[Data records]
══════

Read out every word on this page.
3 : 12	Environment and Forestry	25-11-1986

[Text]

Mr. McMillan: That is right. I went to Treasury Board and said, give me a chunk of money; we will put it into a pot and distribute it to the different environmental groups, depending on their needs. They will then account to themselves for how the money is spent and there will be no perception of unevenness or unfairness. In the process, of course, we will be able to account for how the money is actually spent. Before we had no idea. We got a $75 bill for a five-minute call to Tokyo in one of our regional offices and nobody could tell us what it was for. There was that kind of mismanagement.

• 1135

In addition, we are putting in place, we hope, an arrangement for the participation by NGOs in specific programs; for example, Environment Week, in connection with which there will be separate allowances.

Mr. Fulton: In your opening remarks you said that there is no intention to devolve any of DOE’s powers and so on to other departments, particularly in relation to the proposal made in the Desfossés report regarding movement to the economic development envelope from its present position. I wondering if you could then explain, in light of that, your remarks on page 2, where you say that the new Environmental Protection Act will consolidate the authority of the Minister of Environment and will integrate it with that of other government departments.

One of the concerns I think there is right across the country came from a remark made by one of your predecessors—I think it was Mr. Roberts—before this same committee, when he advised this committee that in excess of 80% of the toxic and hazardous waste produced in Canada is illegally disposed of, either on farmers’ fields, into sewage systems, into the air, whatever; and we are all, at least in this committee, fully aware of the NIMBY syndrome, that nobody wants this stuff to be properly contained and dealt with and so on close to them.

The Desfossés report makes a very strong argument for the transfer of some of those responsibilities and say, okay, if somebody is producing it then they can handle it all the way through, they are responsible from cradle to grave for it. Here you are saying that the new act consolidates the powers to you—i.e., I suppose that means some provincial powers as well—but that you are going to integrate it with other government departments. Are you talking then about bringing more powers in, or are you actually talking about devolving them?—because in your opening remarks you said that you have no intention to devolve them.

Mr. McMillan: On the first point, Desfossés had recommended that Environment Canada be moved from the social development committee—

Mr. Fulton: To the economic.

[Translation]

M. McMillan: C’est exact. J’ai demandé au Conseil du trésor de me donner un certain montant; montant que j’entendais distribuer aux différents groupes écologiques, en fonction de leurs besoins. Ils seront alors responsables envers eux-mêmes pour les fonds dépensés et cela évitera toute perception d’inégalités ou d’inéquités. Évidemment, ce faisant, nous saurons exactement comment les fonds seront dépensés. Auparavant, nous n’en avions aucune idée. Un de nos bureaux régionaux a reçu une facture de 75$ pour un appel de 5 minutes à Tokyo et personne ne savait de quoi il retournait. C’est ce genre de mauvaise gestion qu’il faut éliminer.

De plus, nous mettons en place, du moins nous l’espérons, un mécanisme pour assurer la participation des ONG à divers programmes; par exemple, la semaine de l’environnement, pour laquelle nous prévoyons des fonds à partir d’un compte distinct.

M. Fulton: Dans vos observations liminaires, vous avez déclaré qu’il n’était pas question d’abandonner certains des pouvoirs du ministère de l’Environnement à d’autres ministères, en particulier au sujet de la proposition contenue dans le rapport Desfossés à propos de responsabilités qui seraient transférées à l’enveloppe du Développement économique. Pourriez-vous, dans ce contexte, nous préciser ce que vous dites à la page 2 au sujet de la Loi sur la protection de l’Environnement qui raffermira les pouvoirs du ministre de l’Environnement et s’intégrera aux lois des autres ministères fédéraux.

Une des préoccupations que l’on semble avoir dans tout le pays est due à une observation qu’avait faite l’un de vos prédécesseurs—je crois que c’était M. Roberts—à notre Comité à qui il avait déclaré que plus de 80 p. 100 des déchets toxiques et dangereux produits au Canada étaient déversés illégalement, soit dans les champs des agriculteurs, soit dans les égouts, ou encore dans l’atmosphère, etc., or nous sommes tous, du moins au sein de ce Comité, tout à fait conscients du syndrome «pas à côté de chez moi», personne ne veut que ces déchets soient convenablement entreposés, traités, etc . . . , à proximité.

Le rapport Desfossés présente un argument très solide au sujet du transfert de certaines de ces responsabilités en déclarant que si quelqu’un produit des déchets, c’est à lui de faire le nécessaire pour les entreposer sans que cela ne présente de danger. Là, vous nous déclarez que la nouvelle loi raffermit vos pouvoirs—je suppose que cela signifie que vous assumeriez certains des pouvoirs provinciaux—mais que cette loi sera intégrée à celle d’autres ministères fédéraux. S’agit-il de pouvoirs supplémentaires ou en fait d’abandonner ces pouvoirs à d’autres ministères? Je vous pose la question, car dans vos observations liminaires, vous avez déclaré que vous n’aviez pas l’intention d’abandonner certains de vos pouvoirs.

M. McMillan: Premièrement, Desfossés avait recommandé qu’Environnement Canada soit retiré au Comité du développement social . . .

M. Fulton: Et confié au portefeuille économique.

══════

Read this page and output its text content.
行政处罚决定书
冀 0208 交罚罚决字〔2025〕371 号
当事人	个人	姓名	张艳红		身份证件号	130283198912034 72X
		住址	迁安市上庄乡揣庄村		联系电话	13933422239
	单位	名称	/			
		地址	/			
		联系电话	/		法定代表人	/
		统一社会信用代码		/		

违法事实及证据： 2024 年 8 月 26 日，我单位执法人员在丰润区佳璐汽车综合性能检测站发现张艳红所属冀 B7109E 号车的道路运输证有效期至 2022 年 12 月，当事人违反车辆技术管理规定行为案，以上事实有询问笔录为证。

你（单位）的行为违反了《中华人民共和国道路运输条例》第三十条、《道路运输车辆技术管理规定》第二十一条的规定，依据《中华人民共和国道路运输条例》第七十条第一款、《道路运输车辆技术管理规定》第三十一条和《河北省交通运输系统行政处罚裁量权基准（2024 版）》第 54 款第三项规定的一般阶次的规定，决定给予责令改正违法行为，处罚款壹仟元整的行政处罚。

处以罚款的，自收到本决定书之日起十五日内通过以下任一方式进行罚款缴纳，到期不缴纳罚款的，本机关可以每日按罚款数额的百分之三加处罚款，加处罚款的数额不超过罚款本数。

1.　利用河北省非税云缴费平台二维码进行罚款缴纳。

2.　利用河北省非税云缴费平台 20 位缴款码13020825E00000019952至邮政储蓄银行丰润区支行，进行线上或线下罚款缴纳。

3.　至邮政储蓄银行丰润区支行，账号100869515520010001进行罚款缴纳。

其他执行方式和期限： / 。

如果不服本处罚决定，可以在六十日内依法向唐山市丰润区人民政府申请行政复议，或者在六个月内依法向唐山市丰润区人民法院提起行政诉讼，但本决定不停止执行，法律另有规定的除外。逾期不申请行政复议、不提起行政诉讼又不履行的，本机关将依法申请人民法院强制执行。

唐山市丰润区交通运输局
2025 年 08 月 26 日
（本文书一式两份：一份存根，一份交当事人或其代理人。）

══════

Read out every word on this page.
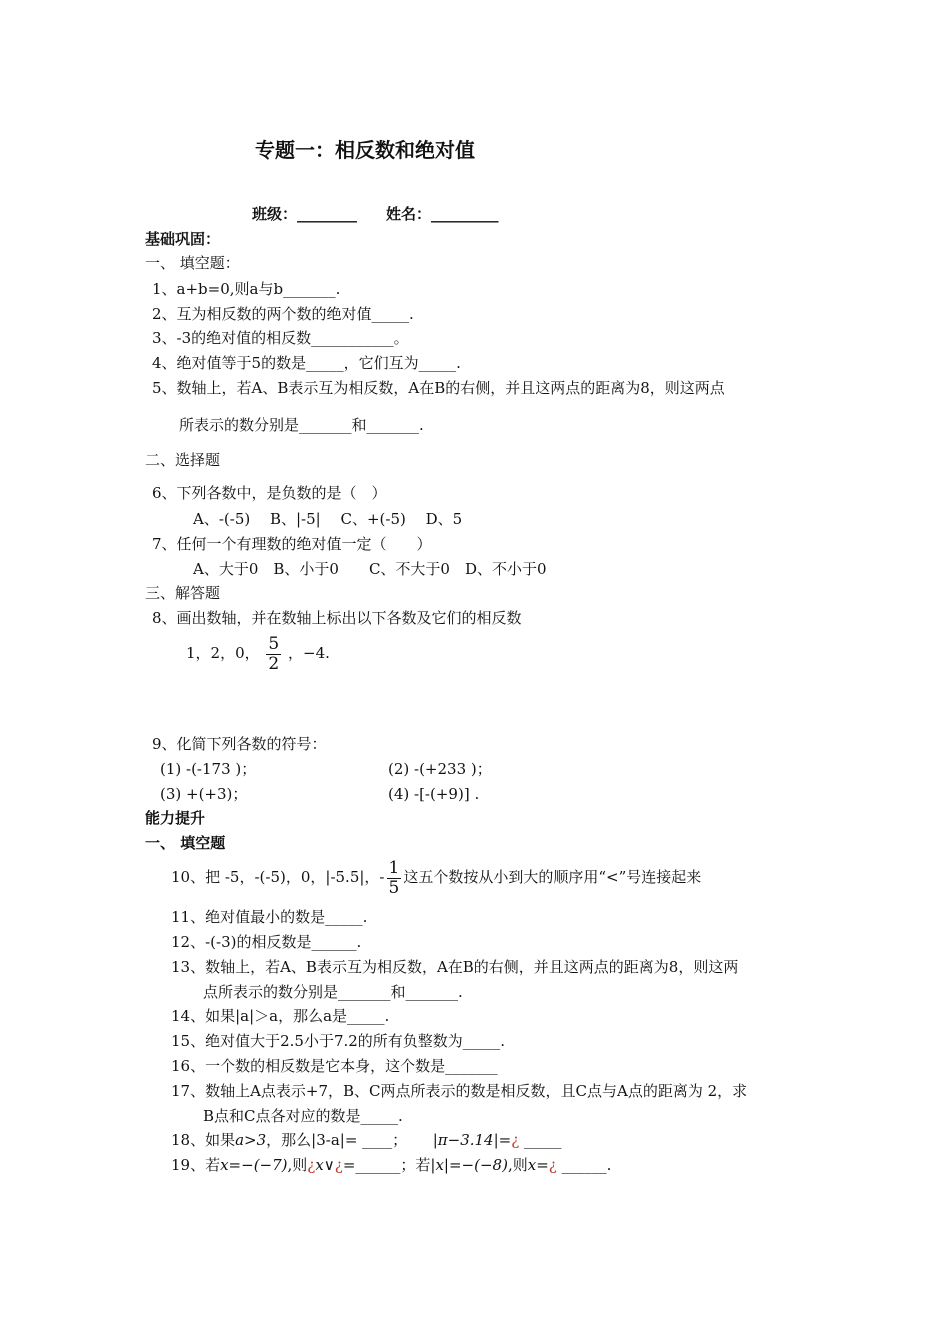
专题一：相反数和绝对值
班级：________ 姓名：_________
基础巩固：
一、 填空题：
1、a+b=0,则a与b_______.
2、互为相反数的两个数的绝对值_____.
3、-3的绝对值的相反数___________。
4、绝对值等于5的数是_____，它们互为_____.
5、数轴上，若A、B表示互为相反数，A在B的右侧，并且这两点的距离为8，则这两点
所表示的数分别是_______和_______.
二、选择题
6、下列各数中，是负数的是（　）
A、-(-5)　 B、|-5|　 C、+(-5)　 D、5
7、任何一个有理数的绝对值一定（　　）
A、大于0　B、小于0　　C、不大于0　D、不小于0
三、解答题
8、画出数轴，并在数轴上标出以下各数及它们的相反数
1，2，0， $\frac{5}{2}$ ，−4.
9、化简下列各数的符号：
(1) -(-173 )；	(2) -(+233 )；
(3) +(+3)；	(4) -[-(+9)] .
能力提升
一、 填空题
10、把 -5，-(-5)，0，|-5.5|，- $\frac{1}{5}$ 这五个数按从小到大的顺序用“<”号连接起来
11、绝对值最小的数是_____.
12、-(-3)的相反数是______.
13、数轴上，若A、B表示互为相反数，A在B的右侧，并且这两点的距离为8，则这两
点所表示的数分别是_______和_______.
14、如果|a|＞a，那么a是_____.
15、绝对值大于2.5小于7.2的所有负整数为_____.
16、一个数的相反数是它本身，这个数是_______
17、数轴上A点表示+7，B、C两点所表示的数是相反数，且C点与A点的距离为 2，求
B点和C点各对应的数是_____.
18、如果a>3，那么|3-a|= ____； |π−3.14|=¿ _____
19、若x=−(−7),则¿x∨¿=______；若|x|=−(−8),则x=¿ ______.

══════

▶ _Exercise task_: Where a line in the entries holds the word "A在B的右侧", copy that line.

▶ _The result_:
5、数轴上，若A、B表示互为相反数，A在B的右侧，并且这两点的距离为8，则这两点
13、数轴上，若A、B表示互为相反数，A在B的右侧，并且这两点的距离为8，则这两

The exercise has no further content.